* **Collected data**
◇ ◇ ◇ ◇ ◇ ◇ ◇

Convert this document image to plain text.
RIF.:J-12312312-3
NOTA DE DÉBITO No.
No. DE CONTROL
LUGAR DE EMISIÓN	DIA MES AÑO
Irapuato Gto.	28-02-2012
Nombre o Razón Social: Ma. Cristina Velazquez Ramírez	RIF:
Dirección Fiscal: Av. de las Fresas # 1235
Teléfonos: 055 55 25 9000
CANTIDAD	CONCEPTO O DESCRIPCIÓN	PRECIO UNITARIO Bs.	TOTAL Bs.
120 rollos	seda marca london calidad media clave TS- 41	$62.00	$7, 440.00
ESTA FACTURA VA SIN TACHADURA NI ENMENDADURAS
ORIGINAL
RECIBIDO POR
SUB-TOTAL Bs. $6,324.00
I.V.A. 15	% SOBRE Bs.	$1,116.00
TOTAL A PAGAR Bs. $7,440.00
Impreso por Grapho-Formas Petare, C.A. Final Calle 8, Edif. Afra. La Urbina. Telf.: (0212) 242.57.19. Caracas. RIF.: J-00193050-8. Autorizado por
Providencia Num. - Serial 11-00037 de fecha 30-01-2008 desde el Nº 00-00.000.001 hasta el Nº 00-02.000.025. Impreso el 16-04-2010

◇ ◇ ◇ ◇ ◇ ◇ ◇

* **Task description**
Repeat the listing exactly, from its first line to its last.

* **Exercise solution**
Convert this document image to plain text.
RIF.:J-12312312-3
NOTA DE DÉBITO No.
No. DE CONTROL
LUGAR DE EMISIÓN	DIA MES AÑO
Irapuato Gto.	28-02-2012
Nombre o Razón Social: Ma. Cristina Velazquez Ramírez	RIF:
Dirección Fiscal: Av. de las Fresas # 1235
Teléfonos: 055 55 25 9000
CANTIDAD	CONCEPTO O DESCRIPCIÓN	PRECIO UNITARIO Bs.	TOTAL Bs.
120 rollos	seda marca london calidad media clave TS- 41	$62.00	$7, 440.00
ESTA FACTURA VA SIN TACHADURA NI ENMENDADURAS
ORIGINAL
RECIBIDO POR
SUB-TOTAL Bs. $6,324.00
I.V.A. 15	% SOBRE Bs.	$1,116.00
TOTAL A PAGAR Bs. $7,440.00
Impreso por Grapho-Formas Petare, C.A. Final Calle 8, Edif. Afra. La Urbina. Telf.: (0212) 242.57.19. Caracas. RIF.: J-00193050-8. Autorizado por
Providencia Num. - Serial 11-00037 de fecha 30-01-2008 desde el Nº 00-00.000.001 hasta el Nº 00-02.000.025. Impreso el 16-04-2010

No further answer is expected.